Chart and figure data:
- - - - -
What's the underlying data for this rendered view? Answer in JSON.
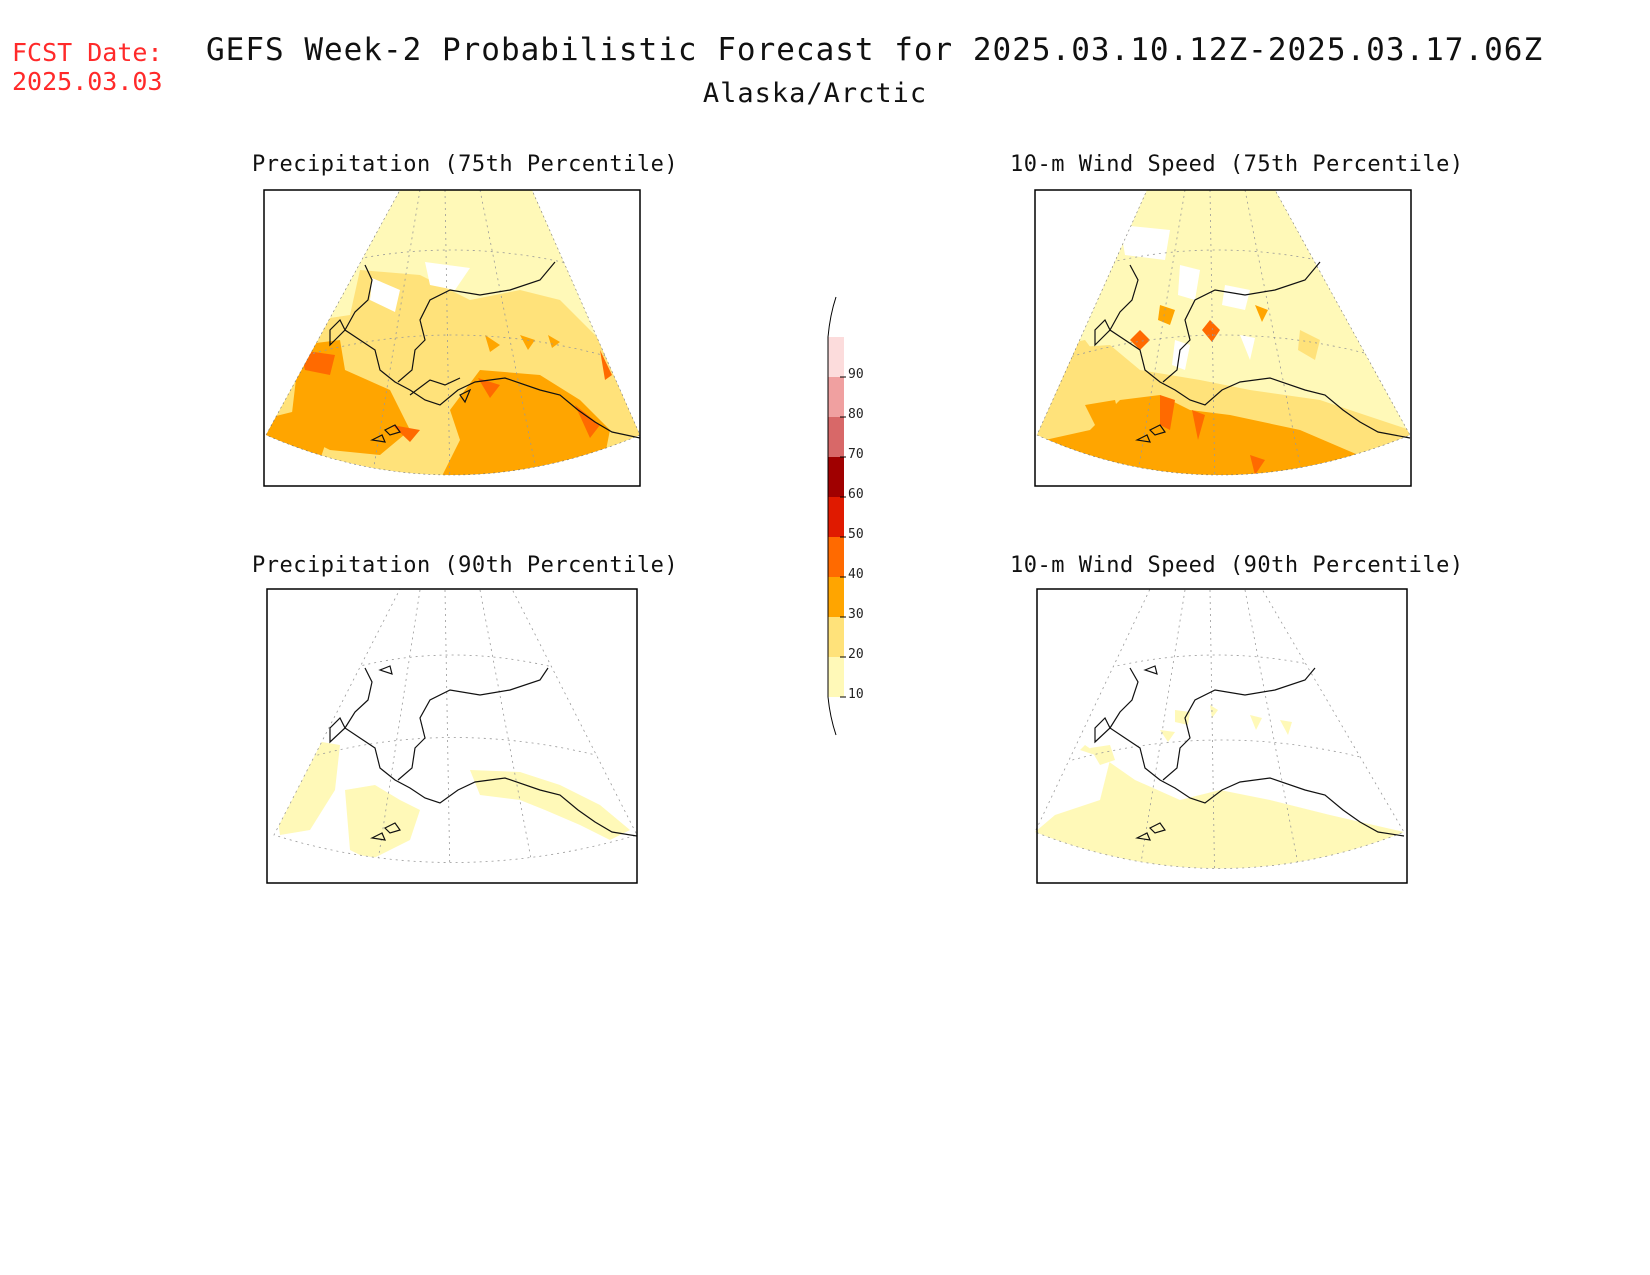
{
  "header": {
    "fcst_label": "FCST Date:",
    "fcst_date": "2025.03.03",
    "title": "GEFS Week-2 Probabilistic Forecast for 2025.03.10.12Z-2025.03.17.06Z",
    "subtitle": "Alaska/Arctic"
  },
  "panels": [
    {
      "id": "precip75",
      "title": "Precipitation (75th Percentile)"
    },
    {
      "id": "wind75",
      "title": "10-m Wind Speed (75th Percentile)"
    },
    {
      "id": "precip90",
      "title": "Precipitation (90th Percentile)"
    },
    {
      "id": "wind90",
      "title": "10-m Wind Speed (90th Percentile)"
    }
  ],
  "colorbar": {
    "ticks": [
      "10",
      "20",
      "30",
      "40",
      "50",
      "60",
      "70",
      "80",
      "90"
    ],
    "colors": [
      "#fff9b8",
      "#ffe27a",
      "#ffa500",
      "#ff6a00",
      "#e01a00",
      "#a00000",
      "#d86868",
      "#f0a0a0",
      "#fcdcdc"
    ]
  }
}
- - - - -
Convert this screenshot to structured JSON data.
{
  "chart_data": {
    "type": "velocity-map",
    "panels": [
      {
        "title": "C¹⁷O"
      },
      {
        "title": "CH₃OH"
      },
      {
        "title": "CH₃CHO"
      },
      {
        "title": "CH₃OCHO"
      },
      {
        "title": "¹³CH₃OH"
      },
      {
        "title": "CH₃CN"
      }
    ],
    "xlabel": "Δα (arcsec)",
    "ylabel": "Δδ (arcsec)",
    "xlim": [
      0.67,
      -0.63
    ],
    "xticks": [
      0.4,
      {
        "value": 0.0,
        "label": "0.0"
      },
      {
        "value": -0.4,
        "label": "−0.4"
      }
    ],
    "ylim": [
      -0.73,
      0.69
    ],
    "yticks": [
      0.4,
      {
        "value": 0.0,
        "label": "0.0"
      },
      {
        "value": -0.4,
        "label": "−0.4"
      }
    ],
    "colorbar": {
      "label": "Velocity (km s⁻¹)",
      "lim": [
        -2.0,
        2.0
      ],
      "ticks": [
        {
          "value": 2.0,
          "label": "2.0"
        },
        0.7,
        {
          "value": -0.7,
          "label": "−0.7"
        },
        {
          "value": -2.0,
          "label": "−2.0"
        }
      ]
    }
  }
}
- - - - -
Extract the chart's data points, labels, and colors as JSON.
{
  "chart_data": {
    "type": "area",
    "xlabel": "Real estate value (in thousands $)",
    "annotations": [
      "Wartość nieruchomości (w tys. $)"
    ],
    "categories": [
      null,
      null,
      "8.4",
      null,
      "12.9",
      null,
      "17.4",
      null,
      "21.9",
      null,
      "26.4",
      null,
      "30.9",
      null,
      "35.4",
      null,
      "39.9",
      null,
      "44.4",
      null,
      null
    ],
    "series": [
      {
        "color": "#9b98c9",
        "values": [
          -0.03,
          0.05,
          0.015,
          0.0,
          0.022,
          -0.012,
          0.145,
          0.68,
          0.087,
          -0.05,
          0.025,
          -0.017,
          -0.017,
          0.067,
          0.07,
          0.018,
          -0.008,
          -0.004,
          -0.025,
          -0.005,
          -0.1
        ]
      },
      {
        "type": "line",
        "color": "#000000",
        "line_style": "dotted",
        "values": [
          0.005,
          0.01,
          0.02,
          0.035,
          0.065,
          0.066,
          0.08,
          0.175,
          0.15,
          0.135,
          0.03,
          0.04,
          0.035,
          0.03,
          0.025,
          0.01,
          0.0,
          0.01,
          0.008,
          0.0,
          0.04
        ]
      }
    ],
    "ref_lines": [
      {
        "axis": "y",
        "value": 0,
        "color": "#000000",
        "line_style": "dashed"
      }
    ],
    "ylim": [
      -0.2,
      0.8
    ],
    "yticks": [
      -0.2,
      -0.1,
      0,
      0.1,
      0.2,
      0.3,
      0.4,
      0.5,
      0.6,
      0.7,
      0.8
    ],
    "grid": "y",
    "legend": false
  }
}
- - - - -
WRITTEN INSTRUCTION: Your task is to pick out every line with the string "Percentile" and copy it.

THE RESULT:
      "title": "Precipitation (75th Percentile)"
      "title": "10-m Wind Speed (75th Percentile)"
      "title": "Precipitation (90th Percentile)"
      "title": "10-m Wind Speed (90th Percentile)"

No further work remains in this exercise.